_GOAL_
Reproduce word for word every line from the one containing "text-line: удивительно отсутствие" down to the one containing "italic-term: hubris — [6, 979, 56, 1001]", including both of those lines.

_EXERCISE DATA_

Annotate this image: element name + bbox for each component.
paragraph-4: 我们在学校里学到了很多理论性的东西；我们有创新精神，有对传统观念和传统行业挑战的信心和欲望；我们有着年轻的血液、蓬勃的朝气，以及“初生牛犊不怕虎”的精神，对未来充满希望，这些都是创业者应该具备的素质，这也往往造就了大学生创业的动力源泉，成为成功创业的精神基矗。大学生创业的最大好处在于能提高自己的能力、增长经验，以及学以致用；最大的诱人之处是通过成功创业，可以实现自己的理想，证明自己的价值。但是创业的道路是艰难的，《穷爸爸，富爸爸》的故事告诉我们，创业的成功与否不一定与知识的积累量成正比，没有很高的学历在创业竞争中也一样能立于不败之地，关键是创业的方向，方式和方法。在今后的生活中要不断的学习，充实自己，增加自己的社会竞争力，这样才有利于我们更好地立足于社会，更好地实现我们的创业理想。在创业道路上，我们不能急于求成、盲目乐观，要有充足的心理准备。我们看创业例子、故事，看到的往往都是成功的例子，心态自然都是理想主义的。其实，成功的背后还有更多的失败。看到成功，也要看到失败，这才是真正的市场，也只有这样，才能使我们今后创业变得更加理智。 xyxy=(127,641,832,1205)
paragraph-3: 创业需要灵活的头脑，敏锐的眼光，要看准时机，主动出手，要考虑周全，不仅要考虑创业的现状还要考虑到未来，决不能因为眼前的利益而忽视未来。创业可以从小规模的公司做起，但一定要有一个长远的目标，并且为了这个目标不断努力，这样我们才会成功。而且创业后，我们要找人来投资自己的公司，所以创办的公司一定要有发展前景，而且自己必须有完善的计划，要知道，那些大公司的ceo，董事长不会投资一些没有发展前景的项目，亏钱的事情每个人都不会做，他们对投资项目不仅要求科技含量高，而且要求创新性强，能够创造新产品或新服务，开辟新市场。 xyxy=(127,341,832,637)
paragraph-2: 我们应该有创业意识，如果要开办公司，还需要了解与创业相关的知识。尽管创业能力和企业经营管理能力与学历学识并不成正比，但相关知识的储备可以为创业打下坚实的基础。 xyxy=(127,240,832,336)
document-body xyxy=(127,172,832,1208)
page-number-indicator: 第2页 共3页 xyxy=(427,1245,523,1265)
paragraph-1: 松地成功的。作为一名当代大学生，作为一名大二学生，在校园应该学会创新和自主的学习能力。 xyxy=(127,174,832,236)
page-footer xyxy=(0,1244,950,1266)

...

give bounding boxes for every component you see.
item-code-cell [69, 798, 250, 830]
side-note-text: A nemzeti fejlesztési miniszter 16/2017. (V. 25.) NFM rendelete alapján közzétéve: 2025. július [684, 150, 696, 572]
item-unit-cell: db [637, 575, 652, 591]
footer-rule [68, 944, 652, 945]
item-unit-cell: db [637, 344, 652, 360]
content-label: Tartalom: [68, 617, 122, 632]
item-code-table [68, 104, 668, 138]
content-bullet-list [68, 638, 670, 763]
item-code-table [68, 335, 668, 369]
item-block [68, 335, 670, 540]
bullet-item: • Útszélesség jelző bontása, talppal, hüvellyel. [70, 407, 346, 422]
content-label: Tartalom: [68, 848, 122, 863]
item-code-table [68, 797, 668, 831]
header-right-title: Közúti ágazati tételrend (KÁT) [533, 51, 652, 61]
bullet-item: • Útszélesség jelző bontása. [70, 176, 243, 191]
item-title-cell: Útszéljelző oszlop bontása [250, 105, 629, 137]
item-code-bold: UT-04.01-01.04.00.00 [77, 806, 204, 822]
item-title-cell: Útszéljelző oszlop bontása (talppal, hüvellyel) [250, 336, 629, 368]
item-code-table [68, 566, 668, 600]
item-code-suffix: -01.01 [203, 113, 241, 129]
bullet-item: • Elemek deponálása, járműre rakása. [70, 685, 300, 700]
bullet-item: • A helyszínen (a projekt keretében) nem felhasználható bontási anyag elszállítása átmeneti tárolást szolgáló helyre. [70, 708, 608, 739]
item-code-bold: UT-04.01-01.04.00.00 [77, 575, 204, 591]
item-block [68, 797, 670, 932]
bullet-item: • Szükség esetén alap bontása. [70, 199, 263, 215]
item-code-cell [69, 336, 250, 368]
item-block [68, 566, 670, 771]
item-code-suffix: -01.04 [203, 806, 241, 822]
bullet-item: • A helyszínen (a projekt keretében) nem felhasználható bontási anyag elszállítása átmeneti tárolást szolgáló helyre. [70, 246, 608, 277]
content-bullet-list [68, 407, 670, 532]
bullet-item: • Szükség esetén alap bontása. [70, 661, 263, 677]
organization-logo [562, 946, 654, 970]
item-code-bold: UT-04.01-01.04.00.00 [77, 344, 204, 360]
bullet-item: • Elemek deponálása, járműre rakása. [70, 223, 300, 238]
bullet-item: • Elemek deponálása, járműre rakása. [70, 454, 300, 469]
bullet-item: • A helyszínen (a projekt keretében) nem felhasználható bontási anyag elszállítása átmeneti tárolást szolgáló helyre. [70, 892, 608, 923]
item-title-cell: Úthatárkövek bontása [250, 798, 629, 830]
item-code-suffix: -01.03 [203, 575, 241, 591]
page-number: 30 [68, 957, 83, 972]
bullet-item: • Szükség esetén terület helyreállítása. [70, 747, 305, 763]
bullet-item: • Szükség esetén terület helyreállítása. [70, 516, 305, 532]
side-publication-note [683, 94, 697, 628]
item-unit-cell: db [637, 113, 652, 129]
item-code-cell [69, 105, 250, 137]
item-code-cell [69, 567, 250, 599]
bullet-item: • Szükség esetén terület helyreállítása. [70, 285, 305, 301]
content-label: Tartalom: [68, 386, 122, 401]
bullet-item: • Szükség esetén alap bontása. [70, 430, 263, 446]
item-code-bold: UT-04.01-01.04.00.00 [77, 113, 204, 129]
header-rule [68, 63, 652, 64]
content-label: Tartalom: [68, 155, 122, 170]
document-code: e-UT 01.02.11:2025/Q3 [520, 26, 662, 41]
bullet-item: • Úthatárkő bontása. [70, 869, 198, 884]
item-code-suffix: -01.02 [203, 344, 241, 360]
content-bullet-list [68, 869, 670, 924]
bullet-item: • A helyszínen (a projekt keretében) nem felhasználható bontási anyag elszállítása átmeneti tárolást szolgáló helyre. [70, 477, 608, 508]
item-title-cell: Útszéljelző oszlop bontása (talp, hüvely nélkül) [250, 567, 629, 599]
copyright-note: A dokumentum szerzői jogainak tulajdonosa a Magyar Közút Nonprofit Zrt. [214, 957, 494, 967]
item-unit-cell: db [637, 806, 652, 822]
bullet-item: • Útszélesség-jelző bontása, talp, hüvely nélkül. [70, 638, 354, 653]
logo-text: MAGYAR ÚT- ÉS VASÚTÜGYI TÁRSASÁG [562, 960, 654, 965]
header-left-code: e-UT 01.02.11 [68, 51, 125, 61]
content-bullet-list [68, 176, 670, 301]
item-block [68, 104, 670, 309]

---

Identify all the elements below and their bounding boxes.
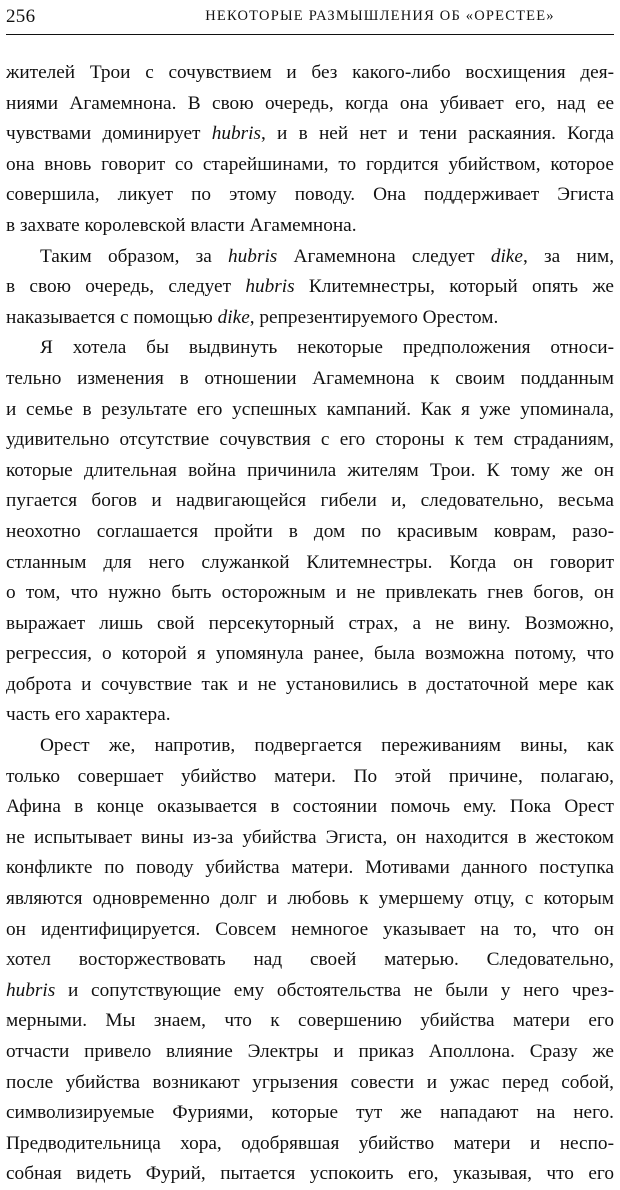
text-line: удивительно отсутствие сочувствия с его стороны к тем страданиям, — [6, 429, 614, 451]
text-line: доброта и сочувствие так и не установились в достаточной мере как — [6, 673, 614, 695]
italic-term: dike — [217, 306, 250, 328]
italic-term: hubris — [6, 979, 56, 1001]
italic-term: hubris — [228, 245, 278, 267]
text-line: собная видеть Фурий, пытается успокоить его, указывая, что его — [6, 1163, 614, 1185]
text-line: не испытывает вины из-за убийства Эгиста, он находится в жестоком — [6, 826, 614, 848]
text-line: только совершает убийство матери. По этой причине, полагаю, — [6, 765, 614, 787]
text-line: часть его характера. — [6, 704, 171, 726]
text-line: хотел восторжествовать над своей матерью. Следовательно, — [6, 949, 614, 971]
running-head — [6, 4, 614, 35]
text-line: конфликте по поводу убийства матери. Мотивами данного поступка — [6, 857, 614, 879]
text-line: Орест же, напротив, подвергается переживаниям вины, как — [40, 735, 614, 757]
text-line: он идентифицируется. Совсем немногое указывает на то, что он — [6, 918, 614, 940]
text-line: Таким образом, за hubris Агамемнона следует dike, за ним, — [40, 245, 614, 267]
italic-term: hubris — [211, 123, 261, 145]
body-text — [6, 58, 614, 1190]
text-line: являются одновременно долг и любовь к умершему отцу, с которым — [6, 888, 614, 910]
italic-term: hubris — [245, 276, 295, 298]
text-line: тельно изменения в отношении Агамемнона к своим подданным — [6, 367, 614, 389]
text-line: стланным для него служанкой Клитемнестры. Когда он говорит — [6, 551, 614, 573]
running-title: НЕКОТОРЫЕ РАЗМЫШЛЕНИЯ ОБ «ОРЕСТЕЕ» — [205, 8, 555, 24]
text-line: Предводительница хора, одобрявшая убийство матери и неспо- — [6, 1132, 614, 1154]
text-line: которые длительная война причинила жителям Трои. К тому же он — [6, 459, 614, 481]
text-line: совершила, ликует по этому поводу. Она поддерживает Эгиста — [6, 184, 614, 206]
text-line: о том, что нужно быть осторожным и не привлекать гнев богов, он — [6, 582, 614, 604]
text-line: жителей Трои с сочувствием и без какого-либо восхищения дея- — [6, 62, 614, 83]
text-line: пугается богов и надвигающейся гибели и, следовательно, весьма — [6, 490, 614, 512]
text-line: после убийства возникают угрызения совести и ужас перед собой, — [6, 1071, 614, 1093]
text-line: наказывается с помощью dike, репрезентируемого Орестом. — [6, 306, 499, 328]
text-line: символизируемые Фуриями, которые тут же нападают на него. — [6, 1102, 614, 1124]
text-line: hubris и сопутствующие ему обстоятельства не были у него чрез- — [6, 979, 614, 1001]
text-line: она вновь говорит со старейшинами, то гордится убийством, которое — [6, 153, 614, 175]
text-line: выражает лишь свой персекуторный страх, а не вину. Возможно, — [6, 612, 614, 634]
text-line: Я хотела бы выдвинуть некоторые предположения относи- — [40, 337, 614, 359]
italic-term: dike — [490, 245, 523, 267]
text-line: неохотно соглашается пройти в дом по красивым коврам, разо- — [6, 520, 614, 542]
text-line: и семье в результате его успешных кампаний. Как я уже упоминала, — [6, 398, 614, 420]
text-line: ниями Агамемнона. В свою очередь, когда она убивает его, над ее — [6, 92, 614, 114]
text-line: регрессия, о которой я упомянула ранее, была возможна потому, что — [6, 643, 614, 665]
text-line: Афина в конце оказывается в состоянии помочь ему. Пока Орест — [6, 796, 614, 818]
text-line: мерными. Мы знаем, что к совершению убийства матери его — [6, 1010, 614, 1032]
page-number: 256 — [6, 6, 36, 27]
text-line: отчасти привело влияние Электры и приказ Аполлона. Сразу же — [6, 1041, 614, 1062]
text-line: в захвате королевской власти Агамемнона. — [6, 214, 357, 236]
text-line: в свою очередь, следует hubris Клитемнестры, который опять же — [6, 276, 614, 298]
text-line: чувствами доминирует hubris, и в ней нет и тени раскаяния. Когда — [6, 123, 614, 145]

_WRITTEN RESPONSE_
text-line: удивительно отсутствие сочувствия с его стороны к тем страданиям, — [6, 429, 614, 451]
text-line: доброта и сочувствие так и не установились в достаточной мере как — [6, 673, 614, 695]
italic-term: dike — [217, 306, 250, 328]
italic-term: hubris — [6, 979, 56, 1001]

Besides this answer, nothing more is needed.